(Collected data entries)
## start
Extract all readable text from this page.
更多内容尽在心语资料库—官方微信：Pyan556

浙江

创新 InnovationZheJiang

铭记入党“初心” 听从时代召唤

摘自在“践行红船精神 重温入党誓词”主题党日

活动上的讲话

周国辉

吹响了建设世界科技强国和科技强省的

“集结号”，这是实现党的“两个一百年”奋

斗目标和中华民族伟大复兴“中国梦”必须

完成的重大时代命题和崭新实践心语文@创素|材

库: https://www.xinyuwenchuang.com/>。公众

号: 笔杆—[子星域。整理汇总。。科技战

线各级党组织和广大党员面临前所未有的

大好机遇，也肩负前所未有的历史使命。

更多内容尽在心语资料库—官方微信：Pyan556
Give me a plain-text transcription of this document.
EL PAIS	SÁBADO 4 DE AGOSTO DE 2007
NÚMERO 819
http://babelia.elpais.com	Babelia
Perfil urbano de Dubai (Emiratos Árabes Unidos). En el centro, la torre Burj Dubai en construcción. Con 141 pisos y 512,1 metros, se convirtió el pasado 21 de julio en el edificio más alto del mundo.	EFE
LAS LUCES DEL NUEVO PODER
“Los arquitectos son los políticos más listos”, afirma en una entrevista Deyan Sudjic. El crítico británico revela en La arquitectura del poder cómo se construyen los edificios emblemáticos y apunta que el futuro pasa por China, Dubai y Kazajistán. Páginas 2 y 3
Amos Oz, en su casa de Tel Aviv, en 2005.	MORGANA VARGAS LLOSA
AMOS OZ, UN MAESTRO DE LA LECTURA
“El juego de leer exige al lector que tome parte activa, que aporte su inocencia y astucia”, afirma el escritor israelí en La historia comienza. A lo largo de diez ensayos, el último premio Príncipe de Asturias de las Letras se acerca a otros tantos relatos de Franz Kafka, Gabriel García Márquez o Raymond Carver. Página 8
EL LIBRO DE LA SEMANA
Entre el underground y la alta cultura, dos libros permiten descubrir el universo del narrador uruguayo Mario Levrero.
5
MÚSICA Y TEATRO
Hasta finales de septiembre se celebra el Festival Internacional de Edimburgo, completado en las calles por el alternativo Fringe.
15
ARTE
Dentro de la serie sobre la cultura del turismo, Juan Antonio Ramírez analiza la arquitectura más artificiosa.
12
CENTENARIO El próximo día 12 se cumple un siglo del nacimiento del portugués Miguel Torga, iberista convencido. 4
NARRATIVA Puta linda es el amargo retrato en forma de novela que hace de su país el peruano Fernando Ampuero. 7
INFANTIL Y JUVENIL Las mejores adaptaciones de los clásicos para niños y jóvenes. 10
## end
TASK DETAILS – Using the data above, reproduce every line exactly.

RESPONSE –
Extract all readable text from this page.
更多内容尽在心语资料库—官方微信：Pyan556

浙江

创新 InnovationZheJiang

铭记入党“初心” 听从时代召唤

摘自在“践行红船精神 重温入党誓词”主题党日

活动上的讲话

周国辉

吹响了建设世界科技强国和科技强省的

“集结号”，这是实现党的“两个一百年”奋

斗目标和中华民族伟大复兴“中国梦”必须

完成的重大时代命题和崭新实践心语文@创素|材

库: https://www.xinyuwenchuang.com/>。公众

号: 笔杆—[子星域。整理汇总。。科技战

线各级党组织和广大党员面临前所未有的

大好机遇，也肩负前所未有的历史使命。

更多内容尽在心语资料库—官方微信：Pyan556
Give me a plain-text transcription of this document.
EL PAIS	SÁBADO 4 DE AGOSTO DE 2007
NÚMERO 819
http://babelia.elpais.com	Babelia
Perfil urbano de Dubai (Emiratos Árabes Unidos). En el centro, la torre Burj Dubai en construcción. Con 141 pisos y 512,1 metros, se convirtió el pasado 21 de julio en el edificio más alto del mundo.	EFE
LAS LUCES DEL NUEVO PODER
“Los arquitectos son los políticos más listos”, afirma en una entrevista Deyan Sudjic. El crítico británico revela en La arquitectura del poder cómo se construyen los edificios emblemáticos y apunta que el futuro pasa por China, Dubai y Kazajistán. Páginas 2 y 3
Amos Oz, en su casa de Tel Aviv, en 2005.	MORGANA VARGAS LLOSA
AMOS OZ, UN MAESTRO DE LA LECTURA
“El juego de leer exige al lector que tome parte activa, que aporte su inocencia y astucia”, afirma el escritor israelí en La historia comienza. A lo largo de diez ensayos, el último premio Príncipe de Asturias de las Letras se acerca a otros tantos relatos de Franz Kafka, Gabriel García Márquez o Raymond Carver. Página 8
EL LIBRO DE LA SEMANA
Entre el underground y la alta cultura, dos libros permiten descubrir el universo del narrador uruguayo Mario Levrero.
5
MÚSICA Y TEATRO
Hasta finales de septiembre se celebra el Festival Internacional de Edimburgo, completado en las calles por el alternativo Fringe.
15
ARTE
Dentro de la serie sobre la cultura del turismo, Juan Antonio Ramírez analiza la arquitectura más artificiosa.
12
CENTENARIO El próximo día 12 se cumple un siglo del nacimiento del portugués Miguel Torga, iberista convencido. 4
NARRATIVA Puta linda es el amargo retrato en forma de novela que hace de su país el peruano Fernando Ampuero. 7
INFANTIL Y JUVENIL Las mejores adaptaciones de los clásicos para niños y jóvenes. 10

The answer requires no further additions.